- Relator(a)
- Ministro Antonio Saldanha Palheiro
- Órgão julgador
- Sexta Turma
- Data do julgamento
- 04/04/2017
- Data de publicação
- 17/04/2017
STJ – Acórdão, Rel. Ministro Antonio Saldanha Palheiro, Sexta Turma, j. 04/04/2017, p. 17/04/2017
HABEAS CORPUS. ART. 33 DA LEI N. 11.343/2006 E ART. 16 DA LEI N. 10.826/2003. PRISÃO CAUTELAR. GRAVIDADE CONCRETA DA CONDUTA, PERICULOSIDADE SOCIAL DO PACIENTE E PROPENSÃO ÀS PRÁTICAS CRIMINOSAS. NECESSIDADE DE GARANTIA DA ORDEM PÚBLICA. CONSTRANGIMENTO ILEGAL NÃO CARACTERIZADO. ORDEM DENEGADA. 1. Sabe-se que o ordenamento jurídico vigente traz a liberdade do indivíduo como regra. Antes da confirmação da condenação pelo Tribunal de Justiça, a prisão revela-se cabível tão somente quando estiver concretamente comprovada a existência do periculum libertatis, sendo impossível o recolhimento de alguém ao cárcere caso mostrem-se inexistentes os pressupostos autorizadores da medida extrema, previstos na legislação processual penal. 2. No caso, o decreto de prisão encontra-se devidamente motivado, pois destacou o magistrado que o paciente é apontado pela polícia "como conhecido traficante de drogas das localidades de Pitanguinhas e Góes Calmon, na Cidade de Simões Filho-BA" e que ele próprio confessou já ter sido preso anteriormente pela prática de crime da mesma natureza. Ademais, enfatizou o julgador a quantidade e variedade de entorpecentes encontrados em seu poder, a saber, aproximadamente 27g (vinte e sete gramas) de maconha e 114g (cento e quatorze gramas) de cocaína, "além de uma arma de fogo, com numeração raspada, e munições". Portanto, a custódia cautelar está justificada na necessidade de garantia da ordem pública, ante a gravidade concreta da conduta, a periculosidade social do paciente e sua possível propensão às práticas criminosas. 3. Ordem denegada. (HC n. 346.174/BA, relator Ministro Antonio Saldanha Palheiro, Sexta Turma, julgado em 4/4/2017, DJe de 17/4/2017.)

--------

> **O que se pede**: De acordo com o acórdão, que quantidade de cocaína foi encontrada em poder do paciente?

(Itens de dados)
--------

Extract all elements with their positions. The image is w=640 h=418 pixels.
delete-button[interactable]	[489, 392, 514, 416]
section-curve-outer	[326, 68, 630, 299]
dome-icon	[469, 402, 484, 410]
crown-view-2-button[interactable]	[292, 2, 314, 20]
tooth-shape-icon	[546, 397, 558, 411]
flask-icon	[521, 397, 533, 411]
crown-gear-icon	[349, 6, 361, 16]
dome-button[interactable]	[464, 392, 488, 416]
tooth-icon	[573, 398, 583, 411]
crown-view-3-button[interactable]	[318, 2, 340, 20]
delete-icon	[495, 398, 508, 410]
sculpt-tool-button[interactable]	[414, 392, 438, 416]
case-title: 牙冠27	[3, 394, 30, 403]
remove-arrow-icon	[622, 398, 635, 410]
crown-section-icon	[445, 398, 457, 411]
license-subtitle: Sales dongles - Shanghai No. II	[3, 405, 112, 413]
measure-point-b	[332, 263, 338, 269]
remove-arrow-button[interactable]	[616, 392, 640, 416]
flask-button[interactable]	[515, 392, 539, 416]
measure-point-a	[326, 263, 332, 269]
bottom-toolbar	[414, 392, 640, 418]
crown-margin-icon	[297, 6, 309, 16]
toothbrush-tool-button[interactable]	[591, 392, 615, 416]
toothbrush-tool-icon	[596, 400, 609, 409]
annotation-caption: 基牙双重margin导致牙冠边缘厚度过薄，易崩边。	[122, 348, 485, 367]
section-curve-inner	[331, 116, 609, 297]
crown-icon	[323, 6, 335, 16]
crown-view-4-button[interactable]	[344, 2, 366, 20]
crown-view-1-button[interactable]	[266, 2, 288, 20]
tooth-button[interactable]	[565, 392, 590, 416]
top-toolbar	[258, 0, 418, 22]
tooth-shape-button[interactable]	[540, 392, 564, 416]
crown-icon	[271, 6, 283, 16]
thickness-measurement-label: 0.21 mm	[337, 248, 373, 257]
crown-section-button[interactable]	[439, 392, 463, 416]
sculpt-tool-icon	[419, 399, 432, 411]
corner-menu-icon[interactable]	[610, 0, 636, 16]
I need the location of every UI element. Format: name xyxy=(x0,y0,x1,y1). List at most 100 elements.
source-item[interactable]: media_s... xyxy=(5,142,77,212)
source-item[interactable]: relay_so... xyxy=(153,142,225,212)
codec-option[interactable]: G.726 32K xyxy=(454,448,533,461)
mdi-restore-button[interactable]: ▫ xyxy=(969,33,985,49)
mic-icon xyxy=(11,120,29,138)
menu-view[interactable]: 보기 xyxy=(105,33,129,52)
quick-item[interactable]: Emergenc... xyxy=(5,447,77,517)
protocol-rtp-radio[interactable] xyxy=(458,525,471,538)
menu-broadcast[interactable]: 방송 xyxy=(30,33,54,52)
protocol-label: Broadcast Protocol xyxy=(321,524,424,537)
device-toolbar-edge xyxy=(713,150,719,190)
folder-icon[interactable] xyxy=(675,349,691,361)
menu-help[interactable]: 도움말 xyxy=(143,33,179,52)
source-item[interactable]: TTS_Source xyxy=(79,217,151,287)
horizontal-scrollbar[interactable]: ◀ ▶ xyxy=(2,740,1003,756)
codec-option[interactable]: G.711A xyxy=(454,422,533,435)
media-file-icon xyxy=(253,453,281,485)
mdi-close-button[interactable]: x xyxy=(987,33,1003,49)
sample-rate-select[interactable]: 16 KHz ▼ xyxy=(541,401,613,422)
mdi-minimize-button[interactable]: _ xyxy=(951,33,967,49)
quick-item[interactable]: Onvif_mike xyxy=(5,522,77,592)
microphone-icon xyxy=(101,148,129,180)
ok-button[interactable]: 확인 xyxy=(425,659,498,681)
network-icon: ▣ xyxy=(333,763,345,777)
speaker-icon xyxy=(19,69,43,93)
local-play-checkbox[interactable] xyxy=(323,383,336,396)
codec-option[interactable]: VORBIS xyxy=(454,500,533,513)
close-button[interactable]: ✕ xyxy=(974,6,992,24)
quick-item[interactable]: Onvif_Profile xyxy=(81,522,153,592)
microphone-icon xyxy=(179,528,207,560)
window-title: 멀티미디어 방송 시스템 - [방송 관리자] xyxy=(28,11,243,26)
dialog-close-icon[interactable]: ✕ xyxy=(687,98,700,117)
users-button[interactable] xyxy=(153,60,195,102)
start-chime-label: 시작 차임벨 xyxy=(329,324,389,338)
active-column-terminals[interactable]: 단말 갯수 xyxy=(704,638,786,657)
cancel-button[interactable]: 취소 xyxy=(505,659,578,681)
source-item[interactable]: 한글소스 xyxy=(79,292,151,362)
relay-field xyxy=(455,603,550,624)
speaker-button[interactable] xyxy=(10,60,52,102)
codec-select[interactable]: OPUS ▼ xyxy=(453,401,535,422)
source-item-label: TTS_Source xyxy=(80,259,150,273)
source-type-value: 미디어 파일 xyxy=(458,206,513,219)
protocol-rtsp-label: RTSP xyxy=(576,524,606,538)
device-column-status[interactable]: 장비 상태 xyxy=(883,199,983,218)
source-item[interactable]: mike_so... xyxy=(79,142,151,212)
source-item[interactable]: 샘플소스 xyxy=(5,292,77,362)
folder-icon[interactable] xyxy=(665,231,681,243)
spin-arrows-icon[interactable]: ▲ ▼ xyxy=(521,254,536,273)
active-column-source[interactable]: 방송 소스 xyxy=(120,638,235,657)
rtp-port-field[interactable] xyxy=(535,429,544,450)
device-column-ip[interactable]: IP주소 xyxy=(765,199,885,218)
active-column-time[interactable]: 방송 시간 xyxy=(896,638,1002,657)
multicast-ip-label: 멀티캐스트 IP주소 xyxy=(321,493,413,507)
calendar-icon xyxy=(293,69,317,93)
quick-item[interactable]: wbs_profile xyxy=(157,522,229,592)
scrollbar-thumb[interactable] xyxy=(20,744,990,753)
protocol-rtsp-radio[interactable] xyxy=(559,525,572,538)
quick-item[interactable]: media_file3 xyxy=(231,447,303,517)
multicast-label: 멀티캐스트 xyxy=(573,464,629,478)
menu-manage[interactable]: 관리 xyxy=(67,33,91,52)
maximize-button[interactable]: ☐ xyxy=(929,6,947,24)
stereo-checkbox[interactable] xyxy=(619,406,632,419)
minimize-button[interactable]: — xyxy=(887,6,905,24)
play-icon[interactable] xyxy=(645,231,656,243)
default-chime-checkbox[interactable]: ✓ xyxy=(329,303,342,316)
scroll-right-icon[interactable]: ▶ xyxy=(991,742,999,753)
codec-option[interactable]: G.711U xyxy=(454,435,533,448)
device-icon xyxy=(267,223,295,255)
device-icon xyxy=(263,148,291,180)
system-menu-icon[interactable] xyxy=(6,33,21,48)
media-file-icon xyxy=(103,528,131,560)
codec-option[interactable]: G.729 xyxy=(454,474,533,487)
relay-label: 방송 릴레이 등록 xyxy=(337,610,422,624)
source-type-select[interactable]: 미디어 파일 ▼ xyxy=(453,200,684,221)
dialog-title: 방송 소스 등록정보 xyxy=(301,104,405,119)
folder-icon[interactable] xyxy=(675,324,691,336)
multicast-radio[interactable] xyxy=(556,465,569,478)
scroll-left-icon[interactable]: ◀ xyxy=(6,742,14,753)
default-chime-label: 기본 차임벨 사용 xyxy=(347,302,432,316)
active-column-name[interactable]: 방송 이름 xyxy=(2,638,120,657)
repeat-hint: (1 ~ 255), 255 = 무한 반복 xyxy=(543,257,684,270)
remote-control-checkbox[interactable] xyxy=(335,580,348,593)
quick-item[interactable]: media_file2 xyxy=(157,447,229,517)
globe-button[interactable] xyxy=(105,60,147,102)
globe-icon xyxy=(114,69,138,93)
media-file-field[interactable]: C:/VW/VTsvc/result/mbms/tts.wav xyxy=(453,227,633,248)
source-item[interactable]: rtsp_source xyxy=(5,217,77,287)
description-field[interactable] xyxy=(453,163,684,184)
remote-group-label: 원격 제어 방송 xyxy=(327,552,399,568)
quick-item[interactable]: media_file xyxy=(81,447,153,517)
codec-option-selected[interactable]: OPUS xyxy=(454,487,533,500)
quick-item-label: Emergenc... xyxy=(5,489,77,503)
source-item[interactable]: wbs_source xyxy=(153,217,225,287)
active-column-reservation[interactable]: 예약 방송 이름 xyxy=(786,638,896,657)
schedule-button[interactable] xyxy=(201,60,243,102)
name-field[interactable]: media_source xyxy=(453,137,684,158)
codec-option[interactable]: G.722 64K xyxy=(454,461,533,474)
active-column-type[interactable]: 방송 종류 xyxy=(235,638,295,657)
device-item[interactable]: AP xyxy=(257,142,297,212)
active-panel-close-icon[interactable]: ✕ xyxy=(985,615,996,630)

--------

> **Resposta**: Aproximadamente 114 g (cento e quatorze gramas) de cocaína.